- EXERCISE INSTRUCTIONS
Scan the listing that follows and report how many lines contain "Chlorphyll". Write the number alone.

- MATERIAL PROVIDED
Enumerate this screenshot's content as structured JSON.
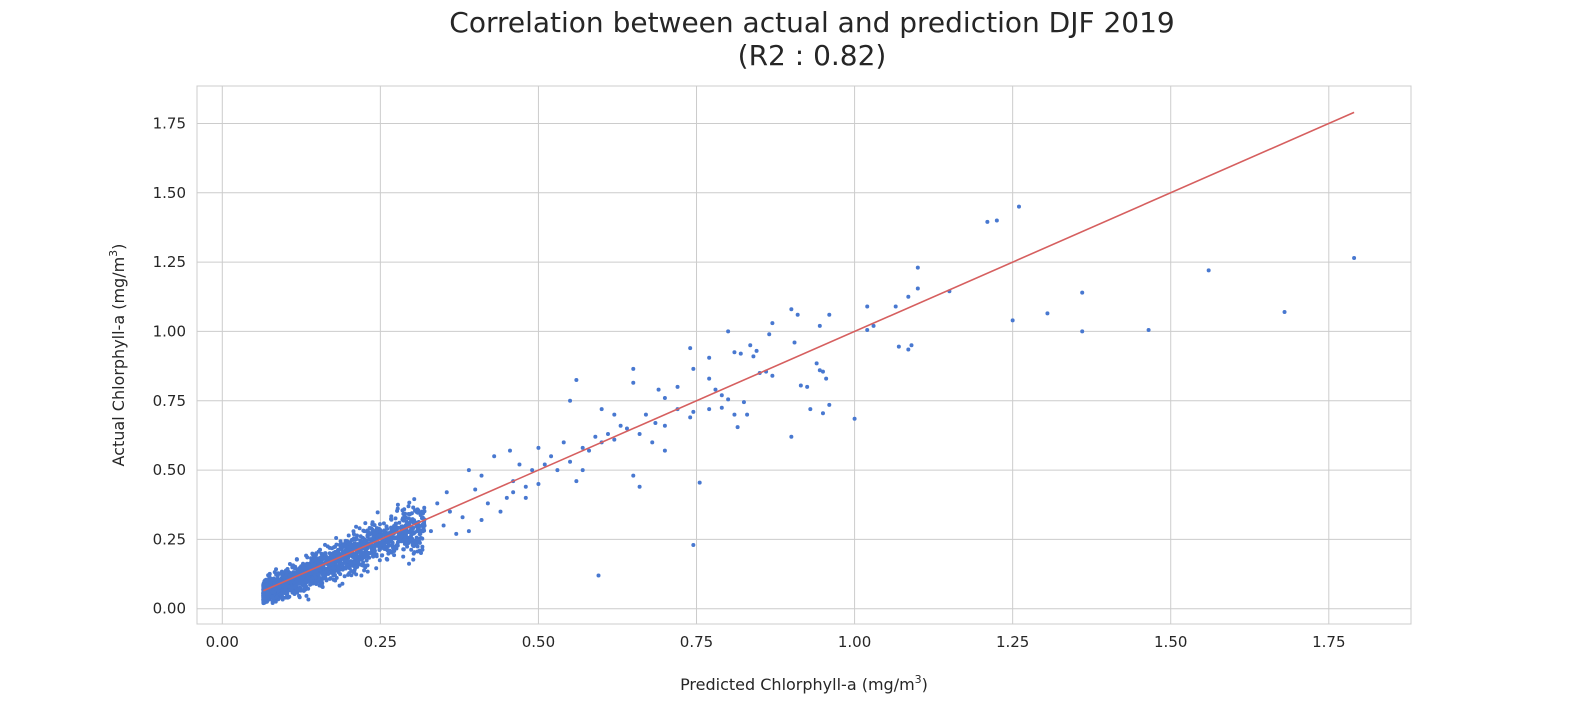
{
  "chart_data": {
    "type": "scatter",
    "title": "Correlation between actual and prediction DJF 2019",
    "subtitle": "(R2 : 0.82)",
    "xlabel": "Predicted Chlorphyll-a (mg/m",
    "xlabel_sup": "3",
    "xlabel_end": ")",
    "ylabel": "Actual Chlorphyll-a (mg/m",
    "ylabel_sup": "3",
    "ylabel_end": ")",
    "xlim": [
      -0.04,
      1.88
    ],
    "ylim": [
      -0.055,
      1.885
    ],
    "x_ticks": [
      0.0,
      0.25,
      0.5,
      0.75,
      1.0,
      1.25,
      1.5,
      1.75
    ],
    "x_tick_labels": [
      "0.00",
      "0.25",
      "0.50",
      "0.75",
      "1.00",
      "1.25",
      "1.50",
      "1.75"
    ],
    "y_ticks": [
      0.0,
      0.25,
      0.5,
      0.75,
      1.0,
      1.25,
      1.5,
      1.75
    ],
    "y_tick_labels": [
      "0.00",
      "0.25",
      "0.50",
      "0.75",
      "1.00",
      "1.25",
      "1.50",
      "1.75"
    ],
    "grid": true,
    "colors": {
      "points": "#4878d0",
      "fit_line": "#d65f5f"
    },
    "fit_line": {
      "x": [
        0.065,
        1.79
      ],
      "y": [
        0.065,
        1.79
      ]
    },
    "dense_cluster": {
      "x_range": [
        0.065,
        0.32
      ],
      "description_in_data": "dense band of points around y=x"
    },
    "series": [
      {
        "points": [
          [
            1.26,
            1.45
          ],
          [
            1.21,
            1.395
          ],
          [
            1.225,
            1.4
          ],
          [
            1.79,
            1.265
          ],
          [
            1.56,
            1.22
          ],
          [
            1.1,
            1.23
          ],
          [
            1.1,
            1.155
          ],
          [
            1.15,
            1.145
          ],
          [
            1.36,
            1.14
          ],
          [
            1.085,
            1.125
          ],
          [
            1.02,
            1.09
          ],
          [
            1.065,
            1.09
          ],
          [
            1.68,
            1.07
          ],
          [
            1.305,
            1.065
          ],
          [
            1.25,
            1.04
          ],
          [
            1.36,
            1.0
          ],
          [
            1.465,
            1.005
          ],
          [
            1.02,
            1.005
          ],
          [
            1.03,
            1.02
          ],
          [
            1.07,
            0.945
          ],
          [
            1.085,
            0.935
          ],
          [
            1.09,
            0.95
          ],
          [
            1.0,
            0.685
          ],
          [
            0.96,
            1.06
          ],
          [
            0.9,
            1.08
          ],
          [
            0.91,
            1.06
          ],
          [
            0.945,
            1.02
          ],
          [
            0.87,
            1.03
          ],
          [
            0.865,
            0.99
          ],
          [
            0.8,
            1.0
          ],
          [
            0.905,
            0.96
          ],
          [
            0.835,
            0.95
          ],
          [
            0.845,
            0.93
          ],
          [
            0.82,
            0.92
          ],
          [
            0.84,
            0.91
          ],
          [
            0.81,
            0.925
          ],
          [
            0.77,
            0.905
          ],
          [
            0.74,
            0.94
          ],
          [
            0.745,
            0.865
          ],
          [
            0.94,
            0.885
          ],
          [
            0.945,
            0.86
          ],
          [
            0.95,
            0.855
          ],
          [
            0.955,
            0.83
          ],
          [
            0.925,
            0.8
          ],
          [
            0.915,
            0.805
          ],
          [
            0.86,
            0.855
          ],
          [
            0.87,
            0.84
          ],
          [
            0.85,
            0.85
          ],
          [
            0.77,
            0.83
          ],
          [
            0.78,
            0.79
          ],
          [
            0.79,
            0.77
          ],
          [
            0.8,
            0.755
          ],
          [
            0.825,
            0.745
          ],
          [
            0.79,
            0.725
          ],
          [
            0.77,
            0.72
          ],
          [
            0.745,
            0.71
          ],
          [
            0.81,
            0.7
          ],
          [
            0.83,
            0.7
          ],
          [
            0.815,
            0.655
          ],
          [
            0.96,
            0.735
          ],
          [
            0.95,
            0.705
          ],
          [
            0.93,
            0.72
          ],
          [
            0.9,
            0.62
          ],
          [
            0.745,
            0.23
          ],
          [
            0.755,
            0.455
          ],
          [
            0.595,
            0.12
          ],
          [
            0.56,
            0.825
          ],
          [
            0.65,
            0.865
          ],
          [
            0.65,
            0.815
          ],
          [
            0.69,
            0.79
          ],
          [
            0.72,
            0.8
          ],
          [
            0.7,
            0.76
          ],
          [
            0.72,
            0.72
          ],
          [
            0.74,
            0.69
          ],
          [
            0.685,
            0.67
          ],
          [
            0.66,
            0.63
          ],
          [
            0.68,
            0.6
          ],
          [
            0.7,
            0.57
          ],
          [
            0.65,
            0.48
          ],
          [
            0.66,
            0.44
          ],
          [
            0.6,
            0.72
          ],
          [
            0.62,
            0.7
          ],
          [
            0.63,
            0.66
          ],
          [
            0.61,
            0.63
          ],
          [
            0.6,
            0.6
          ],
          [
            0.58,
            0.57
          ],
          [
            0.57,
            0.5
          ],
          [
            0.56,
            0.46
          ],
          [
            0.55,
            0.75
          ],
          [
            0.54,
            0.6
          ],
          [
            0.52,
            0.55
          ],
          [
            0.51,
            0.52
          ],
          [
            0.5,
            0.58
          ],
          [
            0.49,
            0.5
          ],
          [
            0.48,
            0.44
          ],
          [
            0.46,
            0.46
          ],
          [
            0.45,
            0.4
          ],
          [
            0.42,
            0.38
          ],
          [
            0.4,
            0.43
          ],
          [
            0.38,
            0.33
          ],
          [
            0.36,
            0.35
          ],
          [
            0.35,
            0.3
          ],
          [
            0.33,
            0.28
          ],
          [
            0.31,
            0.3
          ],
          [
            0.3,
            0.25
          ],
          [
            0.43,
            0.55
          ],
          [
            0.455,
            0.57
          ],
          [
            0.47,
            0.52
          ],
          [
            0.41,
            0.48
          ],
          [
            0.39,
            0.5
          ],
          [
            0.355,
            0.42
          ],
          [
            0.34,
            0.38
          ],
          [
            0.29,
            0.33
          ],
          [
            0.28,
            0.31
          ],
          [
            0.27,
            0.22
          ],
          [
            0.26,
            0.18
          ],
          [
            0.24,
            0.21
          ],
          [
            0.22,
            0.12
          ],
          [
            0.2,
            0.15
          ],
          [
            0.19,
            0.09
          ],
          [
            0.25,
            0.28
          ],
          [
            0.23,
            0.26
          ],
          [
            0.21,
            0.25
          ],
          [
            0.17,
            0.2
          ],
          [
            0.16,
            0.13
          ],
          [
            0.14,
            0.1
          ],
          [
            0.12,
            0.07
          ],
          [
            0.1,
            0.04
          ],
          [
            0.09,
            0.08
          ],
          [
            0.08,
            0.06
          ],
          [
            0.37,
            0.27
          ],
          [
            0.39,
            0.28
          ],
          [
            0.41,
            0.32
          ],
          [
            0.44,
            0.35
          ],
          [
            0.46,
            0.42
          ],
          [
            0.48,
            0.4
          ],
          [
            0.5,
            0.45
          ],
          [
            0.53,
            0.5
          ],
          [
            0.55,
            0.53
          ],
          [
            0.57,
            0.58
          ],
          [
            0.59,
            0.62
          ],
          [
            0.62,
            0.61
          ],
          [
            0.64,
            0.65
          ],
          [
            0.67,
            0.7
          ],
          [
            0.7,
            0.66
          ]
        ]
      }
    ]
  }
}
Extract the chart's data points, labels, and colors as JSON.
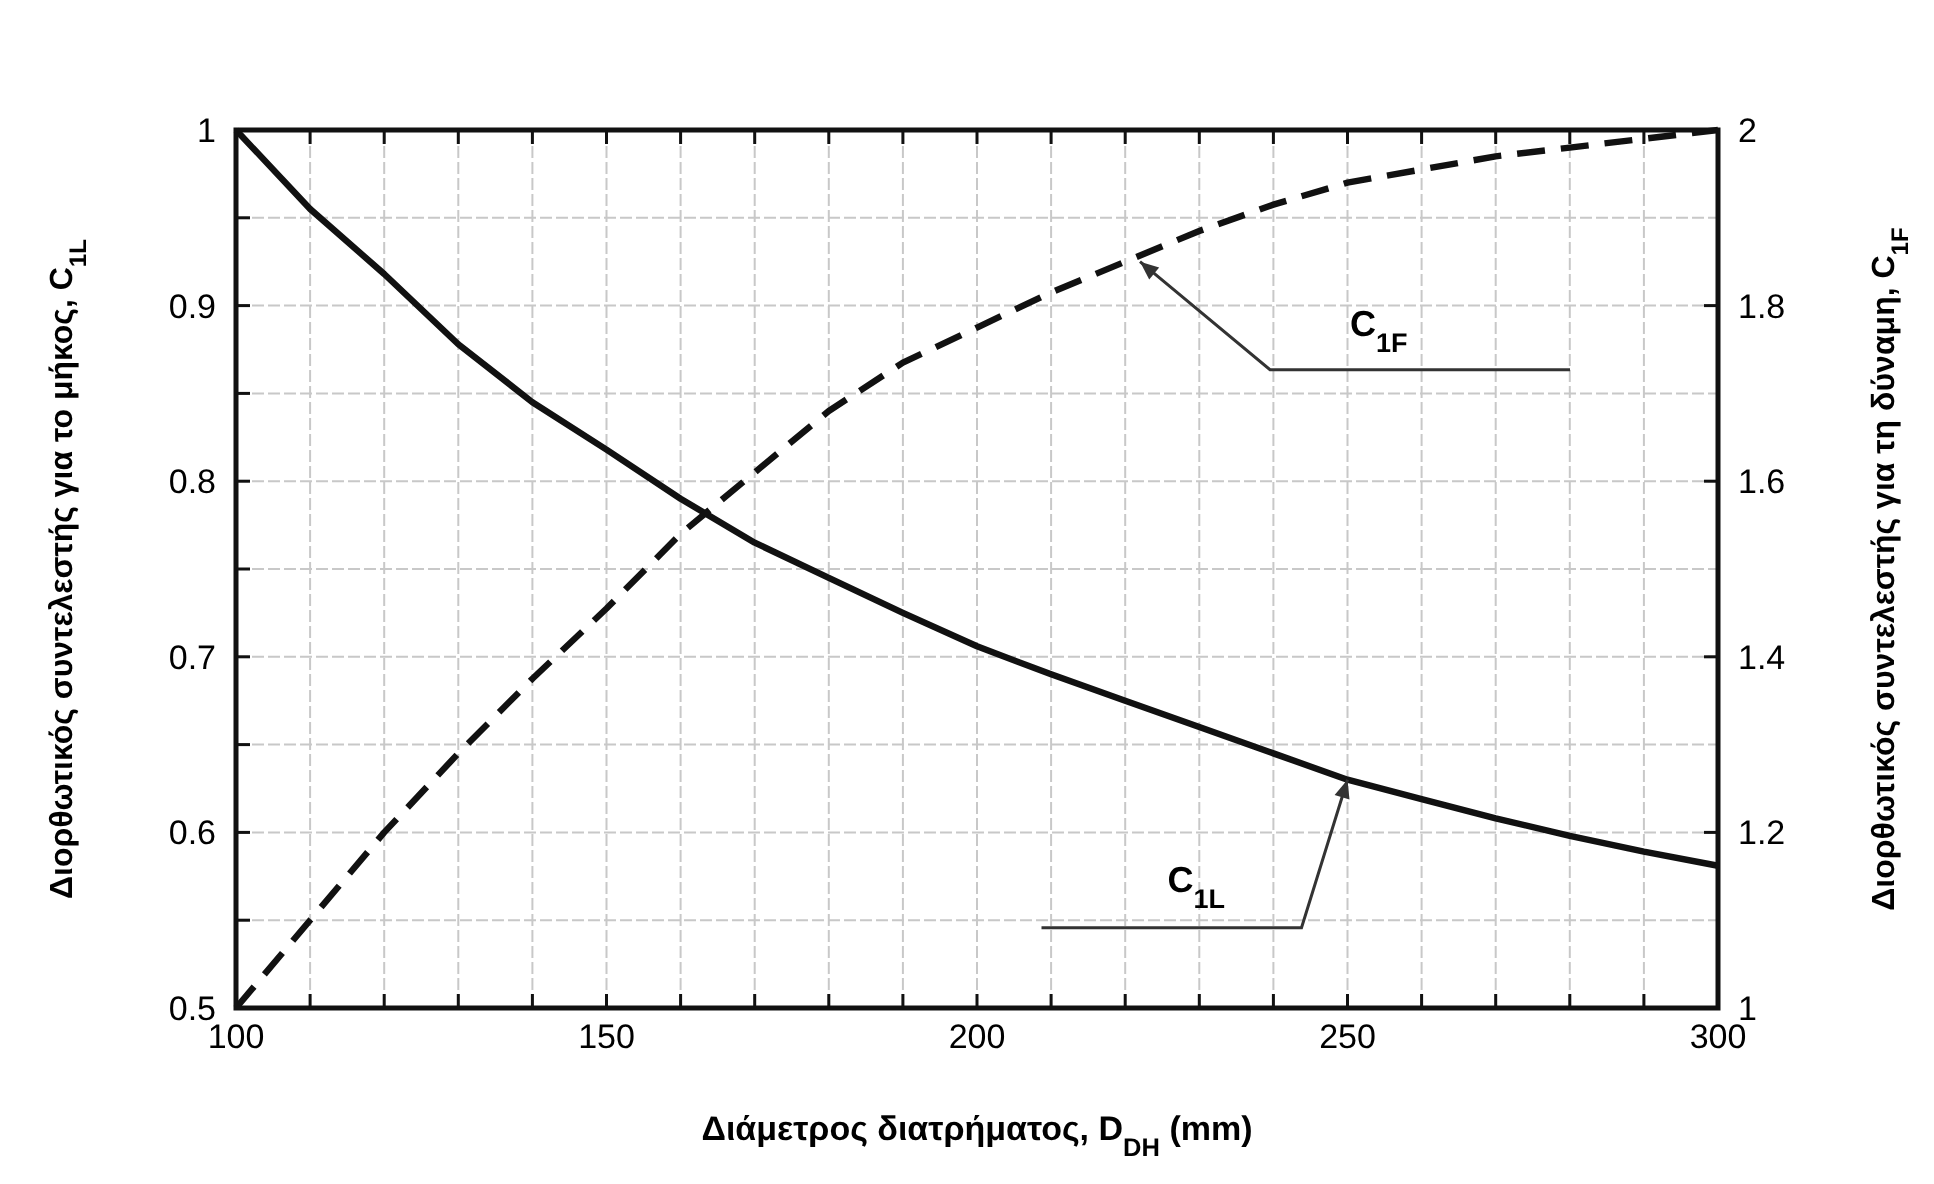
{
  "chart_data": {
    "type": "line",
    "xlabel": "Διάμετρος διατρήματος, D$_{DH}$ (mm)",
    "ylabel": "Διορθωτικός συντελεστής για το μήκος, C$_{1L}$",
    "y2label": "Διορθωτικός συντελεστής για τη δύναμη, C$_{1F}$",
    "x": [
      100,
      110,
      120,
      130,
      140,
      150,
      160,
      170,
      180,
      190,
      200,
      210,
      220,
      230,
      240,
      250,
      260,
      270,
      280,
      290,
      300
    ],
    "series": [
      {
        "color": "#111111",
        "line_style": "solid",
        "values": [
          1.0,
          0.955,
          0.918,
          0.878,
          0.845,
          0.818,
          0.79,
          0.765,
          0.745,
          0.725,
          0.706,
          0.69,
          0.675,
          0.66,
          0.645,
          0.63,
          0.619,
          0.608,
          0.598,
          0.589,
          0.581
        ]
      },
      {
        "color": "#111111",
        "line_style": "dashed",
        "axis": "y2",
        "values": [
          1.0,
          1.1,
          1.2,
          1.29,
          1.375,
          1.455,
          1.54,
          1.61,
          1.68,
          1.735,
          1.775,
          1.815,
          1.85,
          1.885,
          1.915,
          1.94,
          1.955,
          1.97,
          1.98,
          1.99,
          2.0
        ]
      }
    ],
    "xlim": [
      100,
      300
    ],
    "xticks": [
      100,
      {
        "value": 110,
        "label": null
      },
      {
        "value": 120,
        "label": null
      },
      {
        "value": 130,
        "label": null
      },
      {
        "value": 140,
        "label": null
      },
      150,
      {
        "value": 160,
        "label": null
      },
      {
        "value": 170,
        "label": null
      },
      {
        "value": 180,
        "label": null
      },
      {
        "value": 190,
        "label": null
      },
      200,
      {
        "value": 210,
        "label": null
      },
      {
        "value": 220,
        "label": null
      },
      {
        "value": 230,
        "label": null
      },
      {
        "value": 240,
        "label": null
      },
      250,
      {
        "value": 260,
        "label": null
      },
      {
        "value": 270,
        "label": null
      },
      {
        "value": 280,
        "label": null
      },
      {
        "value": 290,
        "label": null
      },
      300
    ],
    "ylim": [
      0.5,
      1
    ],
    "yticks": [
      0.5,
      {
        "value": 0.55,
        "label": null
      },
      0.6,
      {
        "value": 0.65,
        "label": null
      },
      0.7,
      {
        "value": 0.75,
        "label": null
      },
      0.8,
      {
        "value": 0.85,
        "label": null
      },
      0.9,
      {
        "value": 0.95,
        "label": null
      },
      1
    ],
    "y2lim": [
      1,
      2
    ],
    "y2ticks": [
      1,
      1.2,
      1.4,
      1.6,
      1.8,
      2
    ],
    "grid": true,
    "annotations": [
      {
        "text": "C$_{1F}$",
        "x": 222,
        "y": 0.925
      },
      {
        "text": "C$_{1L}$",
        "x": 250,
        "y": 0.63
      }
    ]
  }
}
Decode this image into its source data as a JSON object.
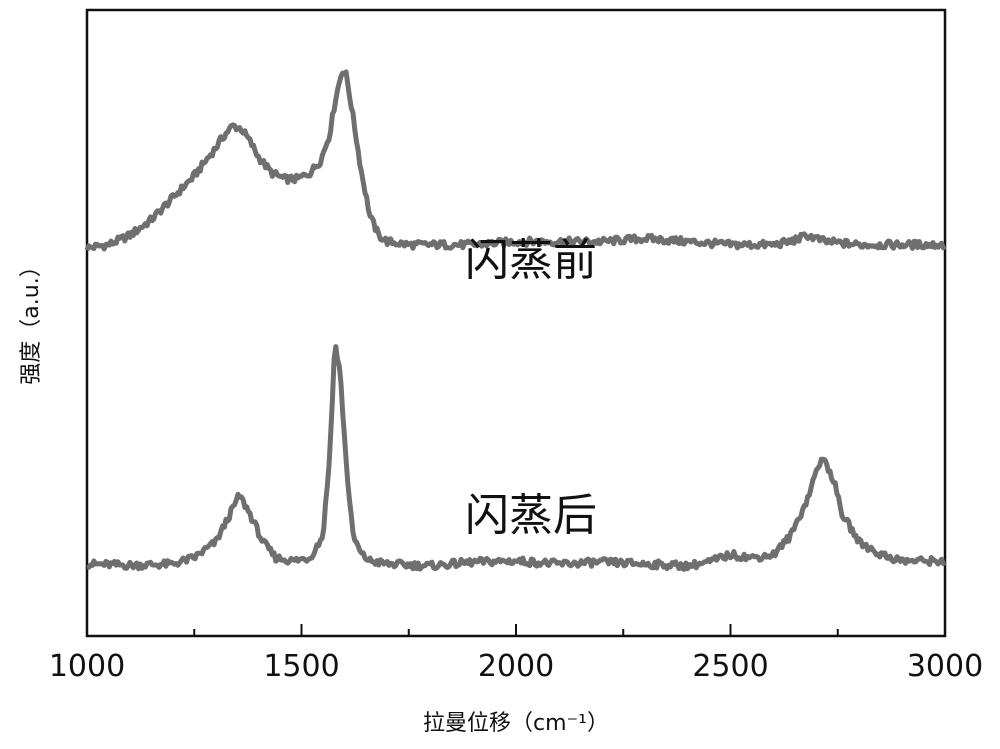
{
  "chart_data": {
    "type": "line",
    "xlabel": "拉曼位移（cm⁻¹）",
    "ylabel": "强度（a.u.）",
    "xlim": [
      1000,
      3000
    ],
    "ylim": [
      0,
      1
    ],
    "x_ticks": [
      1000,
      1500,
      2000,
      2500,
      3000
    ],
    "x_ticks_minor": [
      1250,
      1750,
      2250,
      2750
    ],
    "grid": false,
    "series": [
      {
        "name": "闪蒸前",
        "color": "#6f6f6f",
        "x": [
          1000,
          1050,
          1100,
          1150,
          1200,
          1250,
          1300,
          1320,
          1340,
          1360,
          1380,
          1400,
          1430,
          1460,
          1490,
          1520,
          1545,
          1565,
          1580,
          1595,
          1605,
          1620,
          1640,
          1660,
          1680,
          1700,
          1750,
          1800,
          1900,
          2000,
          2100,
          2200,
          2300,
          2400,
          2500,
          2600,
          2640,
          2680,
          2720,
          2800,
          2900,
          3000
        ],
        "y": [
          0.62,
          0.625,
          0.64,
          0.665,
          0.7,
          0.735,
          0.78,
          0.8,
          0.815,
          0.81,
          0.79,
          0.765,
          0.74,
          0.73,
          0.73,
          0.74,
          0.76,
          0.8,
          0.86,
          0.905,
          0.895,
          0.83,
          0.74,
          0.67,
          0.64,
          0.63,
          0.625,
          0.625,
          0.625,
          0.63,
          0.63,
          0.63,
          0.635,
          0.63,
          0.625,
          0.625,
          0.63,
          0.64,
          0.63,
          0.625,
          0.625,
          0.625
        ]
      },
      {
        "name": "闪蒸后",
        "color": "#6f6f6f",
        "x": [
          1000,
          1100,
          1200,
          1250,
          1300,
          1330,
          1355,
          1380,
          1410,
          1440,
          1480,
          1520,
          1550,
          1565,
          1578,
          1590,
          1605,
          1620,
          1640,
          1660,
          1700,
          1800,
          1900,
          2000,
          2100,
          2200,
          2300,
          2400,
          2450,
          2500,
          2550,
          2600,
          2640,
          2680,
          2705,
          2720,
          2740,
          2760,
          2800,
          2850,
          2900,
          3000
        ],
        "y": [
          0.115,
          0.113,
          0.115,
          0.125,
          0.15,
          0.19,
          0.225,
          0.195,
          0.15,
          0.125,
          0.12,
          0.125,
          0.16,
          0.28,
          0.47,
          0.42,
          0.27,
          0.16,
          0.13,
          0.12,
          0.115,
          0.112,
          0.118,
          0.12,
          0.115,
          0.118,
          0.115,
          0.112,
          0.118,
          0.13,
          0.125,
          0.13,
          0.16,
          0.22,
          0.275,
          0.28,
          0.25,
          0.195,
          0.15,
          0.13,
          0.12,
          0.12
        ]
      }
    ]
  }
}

- SOLUTION FOR THIS PROBLEM
2